▶ **Exercise brief**: Look through the lines below and extract each one that contains "What".

▶ **Excerpted records**:

*-*-*

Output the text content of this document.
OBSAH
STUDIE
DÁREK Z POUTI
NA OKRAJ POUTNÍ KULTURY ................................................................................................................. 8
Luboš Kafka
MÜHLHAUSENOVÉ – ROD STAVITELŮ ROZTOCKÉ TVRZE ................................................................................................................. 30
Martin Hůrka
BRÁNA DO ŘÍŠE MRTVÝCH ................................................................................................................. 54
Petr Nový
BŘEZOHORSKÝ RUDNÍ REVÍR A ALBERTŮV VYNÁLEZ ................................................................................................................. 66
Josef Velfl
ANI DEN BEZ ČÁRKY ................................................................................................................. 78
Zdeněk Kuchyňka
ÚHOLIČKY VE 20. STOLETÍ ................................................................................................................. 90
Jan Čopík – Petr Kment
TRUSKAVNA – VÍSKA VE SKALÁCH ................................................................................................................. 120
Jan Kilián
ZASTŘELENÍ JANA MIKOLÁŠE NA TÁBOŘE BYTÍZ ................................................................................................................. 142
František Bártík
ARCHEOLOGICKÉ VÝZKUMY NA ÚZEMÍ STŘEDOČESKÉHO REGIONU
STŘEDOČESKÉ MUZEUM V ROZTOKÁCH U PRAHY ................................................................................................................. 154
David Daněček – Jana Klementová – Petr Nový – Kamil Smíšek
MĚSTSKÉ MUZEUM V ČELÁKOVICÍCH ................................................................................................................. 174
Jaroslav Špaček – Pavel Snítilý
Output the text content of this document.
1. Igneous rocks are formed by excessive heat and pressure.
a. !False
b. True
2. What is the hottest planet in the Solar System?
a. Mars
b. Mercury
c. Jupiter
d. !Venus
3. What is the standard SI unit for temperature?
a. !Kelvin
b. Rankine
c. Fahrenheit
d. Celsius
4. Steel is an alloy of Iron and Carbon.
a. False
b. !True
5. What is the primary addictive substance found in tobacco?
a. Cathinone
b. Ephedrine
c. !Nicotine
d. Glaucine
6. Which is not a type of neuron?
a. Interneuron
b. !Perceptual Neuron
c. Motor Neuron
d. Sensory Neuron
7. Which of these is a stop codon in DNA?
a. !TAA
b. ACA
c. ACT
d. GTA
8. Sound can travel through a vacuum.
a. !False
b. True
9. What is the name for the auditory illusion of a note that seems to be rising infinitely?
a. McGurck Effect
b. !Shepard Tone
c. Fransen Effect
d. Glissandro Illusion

*-*-*

▶ **Worked solution**:
2. What is the hottest planet in the Solar System?
3. What is the standard SI unit for temperature?
5. What is the primary addictive substance found in tobacco?
9. What is the name for the auditory illusion of a note that seems to be rising infinitely?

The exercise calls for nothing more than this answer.